- **To do**
Transcribe each record exactly. Include every one.

### Data for the task ###

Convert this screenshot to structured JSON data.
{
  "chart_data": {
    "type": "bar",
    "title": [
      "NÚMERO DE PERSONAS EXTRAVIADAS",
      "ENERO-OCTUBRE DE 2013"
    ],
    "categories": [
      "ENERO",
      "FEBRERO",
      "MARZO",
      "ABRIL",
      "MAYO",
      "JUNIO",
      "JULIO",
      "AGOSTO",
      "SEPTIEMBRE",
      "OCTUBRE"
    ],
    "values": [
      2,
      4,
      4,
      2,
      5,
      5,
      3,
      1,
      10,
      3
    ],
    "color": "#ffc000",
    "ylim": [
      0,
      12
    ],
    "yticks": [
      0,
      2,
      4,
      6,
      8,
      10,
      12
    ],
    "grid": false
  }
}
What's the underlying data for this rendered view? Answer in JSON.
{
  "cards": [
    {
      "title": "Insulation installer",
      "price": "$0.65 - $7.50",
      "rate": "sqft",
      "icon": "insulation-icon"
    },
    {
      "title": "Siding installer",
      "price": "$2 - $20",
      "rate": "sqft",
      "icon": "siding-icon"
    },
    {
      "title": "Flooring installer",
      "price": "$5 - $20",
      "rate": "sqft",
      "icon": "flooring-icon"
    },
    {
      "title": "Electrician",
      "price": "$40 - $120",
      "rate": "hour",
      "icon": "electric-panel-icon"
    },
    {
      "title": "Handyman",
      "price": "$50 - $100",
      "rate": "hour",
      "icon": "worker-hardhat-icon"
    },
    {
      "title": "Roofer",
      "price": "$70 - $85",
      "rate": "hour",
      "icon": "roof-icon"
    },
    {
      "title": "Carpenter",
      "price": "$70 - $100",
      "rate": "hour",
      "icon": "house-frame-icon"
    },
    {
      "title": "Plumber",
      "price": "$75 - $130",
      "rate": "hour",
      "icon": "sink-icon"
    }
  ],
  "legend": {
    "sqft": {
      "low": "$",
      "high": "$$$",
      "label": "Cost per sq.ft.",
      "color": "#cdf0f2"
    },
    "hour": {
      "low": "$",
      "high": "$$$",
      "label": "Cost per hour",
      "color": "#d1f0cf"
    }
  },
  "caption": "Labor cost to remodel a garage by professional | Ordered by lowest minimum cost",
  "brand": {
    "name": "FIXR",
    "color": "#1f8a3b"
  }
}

###

- **Answer for this exercise**
Convert this screenshot to structured JSON data.
{
  "chart_data": {
    "type": "bar",
    "title": [
      "NÚMERO DE PERSONAS EXTRAVIADAS",
      "ENERO-OCTUBRE DE 2013"
    ],
    "categories": [
      "ENERO",
      "FEBRERO",
      "MARZO",
      "ABRIL",
      "MAYO",
      "JUNIO",
      "JULIO",
      "AGOSTO",
      "SEPTIEMBRE",
      "OCTUBRE"
    ],
    "values": [
      2,
      4,
      4,
      2,
      5,
      5,
      3,
      1,
      10,
      3
    ],
    "color": "#ffc000",
    "ylim": [
      0,
      12
    ],
    "yticks": [
      0,
      2,
      4,
      6,
      8,
      10,
      12
    ],
    "grid": false
  }
}
What's the underlying data for this rendered view? Answer in JSON.
{
  "cards": [
    {
      "title": "Insulation installer",
      "price": "$0.65 - $7.50",
      "rate": "sqft",
      "icon": "insulation-icon"
    },
    {
      "title": "Siding installer",
      "price": "$2 - $20",
      "rate": "sqft",
      "icon": "siding-icon"
    },
    {
      "title": "Flooring installer",
      "price": "$5 - $20",
      "rate": "sqft",
      "icon": "flooring-icon"
    },
    {
      "title": "Electrician",
      "price": "$40 - $120",
      "rate": "hour",
      "icon": "electric-panel-icon"
    },
    {
      "title": "Handyman",
      "price": "$50 - $100",
      "rate": "hour",
      "icon": "worker-hardhat-icon"
    },
    {
      "title": "Roofer",
      "price": "$70 - $85",
      "rate": "hour",
      "icon": "roof-icon"
    },
    {
      "title": "Carpenter",
      "price": "$70 - $100",
      "rate": "hour",
      "icon": "house-frame-icon"
    },
    {
      "title": "Plumber",
      "price": "$75 - $130",
      "rate": "hour",
      "icon": "sink-icon"
    }
  ],
  "legend": {
    "sqft": {
      "low": "$",
      "high": "$$$",
      "label": "Cost per sq.ft.",
      "color": "#cdf0f2"
    },
    "hour": {
      "low": "$",
      "high": "$$$",
      "label": "Cost per hour",
      "color": "#d1f0cf"
    }
  },
  "caption": "Labor cost to remodel a garage by professional | Ordered by lowest minimum cost",
  "brand": {
    "name": "FIXR",
    "color": "#1f8a3b"
  }
}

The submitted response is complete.